## Short task:
Set each record down exactly, excluding all images.

[Stored entries]
---*---

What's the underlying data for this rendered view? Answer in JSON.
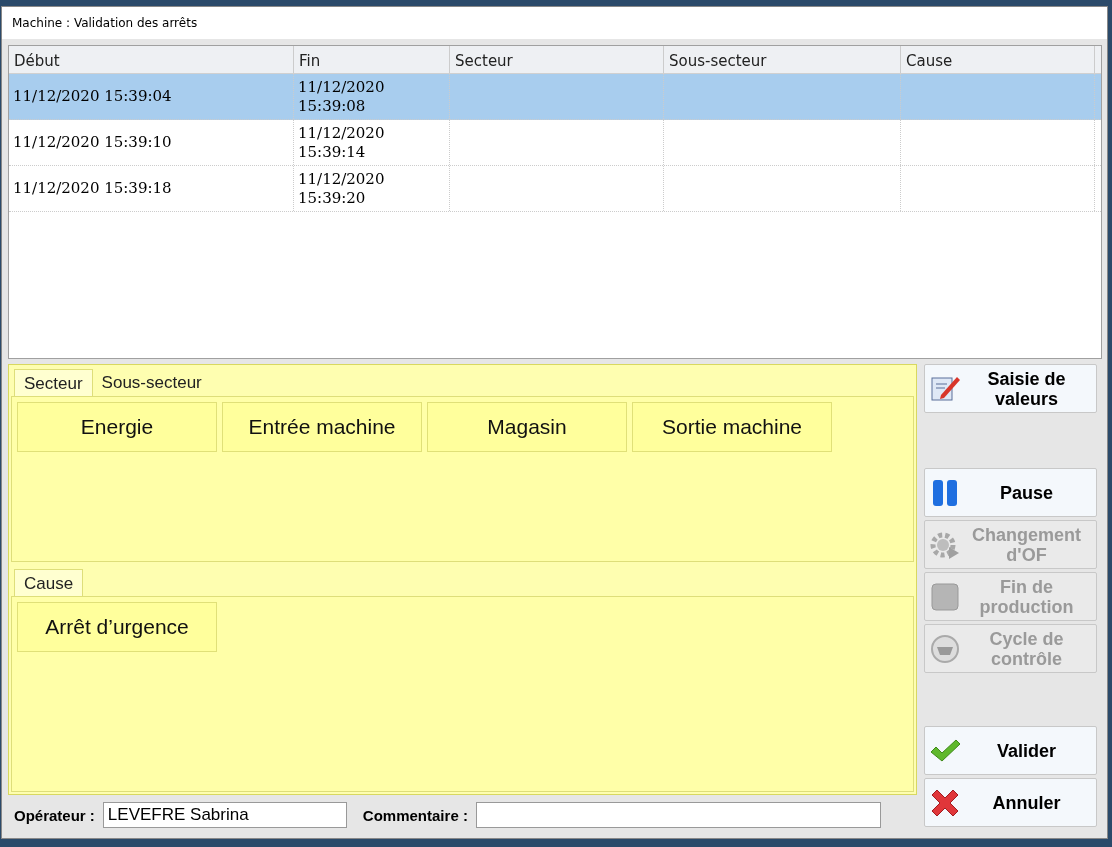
{
  "window": {
    "title": "Machine : Validation des arrêts"
  },
  "table": {
    "columns": [
      "Début",
      "Fin",
      "Secteur",
      "Sous-secteur",
      "Cause"
    ],
    "rows": [
      {
        "selected": true,
        "cells": [
          "11/12/2020 15:39:04",
          "11/12/2020\n15:39:08",
          "",
          "",
          ""
        ]
      },
      {
        "selected": false,
        "cells": [
          "11/12/2020 15:39:10",
          "11/12/2020\n15:39:14",
          "",
          "",
          ""
        ]
      },
      {
        "selected": false,
        "cells": [
          "11/12/2020 15:39:18",
          "11/12/2020\n15:39:20",
          "",
          "",
          ""
        ]
      }
    ]
  },
  "sector_panel": {
    "tabs": [
      {
        "label": "Secteur",
        "selected": true
      },
      {
        "label": "Sous-secteur",
        "selected": false
      }
    ],
    "choices": [
      "Energie",
      "Entrée machine",
      "Magasin",
      "Sortie machine"
    ]
  },
  "cause_panel": {
    "tabs": [
      {
        "label": "Cause",
        "selected": true
      }
    ],
    "choices": [
      "Arrêt d’urgence"
    ]
  },
  "side_groups": [
    {
      "buttons": [
        {
          "kind": "edit",
          "label": "Saisie de\nvaleurs",
          "disabled": false
        }
      ]
    },
    {
      "buttons": [
        {
          "kind": "pause",
          "label": "Pause",
          "disabled": false
        },
        {
          "kind": "gear",
          "label": "Changement\nd'OF",
          "disabled": true
        },
        {
          "kind": "stop",
          "label": "Fin de\nproduction",
          "disabled": true
        },
        {
          "kind": "cycle",
          "label": "Cycle de\ncontrôle",
          "disabled": true
        }
      ]
    },
    {
      "buttons": [
        {
          "kind": "check",
          "label": "Valider",
          "disabled": false
        },
        {
          "kind": "cross",
          "label": "Annuler",
          "disabled": false
        }
      ]
    }
  ],
  "footer": {
    "operator_label": "Opérateur :",
    "operator_value": "LEVEFRE Sabrina",
    "comment_label": "Commentaire :"
  }
}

---*---

## Finished exercise:
What's the underlying data for this rendered view? Answer in JSON.
{
  "window": {
    "title": "Machine : Validation des arrêts"
  },
  "table": {
    "columns": [
      "Début",
      "Fin",
      "Secteur",
      "Sous-secteur",
      "Cause"
    ],
    "rows": [
      {
        "selected": true,
        "cells": [
          "11/12/2020 15:39:04",
          "11/12/2020\n15:39:08",
          "",
          "",
          ""
        ]
      },
      {
        "selected": false,
        "cells": [
          "11/12/2020 15:39:10",
          "11/12/2020\n15:39:14",
          "",
          "",
          ""
        ]
      },
      {
        "selected": false,
        "cells": [
          "11/12/2020 15:39:18",
          "11/12/2020\n15:39:20",
          "",
          "",
          ""
        ]
      }
    ]
  },
  "sector_panel": {
    "tabs": [
      {
        "label": "Secteur",
        "selected": true
      },
      {
        "label": "Sous-secteur",
        "selected": false
      }
    ],
    "choices": [
      "Energie",
      "Entrée machine",
      "Magasin",
      "Sortie machine"
    ]
  },
  "cause_panel": {
    "tabs": [
      {
        "label": "Cause",
        "selected": true
      }
    ],
    "choices": [
      "Arrêt d’urgence"
    ]
  },
  "side_groups": [
    {
      "buttons": [
        {
          "kind": "edit",
          "label": "Saisie de\nvaleurs",
          "disabled": false
        }
      ]
    },
    {
      "buttons": [
        {
          "kind": "pause",
          "label": "Pause",
          "disabled": false
        },
        {
          "kind": "gear",
          "label": "Changement\nd'OF",
          "disabled": true
        },
        {
          "kind": "stop",
          "label": "Fin de\nproduction",
          "disabled": true
        },
        {
          "kind": "cycle",
          "label": "Cycle de\ncontrôle",
          "disabled": true
        }
      ]
    },
    {
      "buttons": [
        {
          "kind": "check",
          "label": "Valider",
          "disabled": false
        },
        {
          "kind": "cross",
          "label": "Annuler",
          "disabled": false
        }
      ]
    }
  ],
  "footer": {
    "operator_label": "Opérateur :",
    "operator_value": "LEVEFRE Sabrina",
    "comment_label": "Commentaire :"
  }
}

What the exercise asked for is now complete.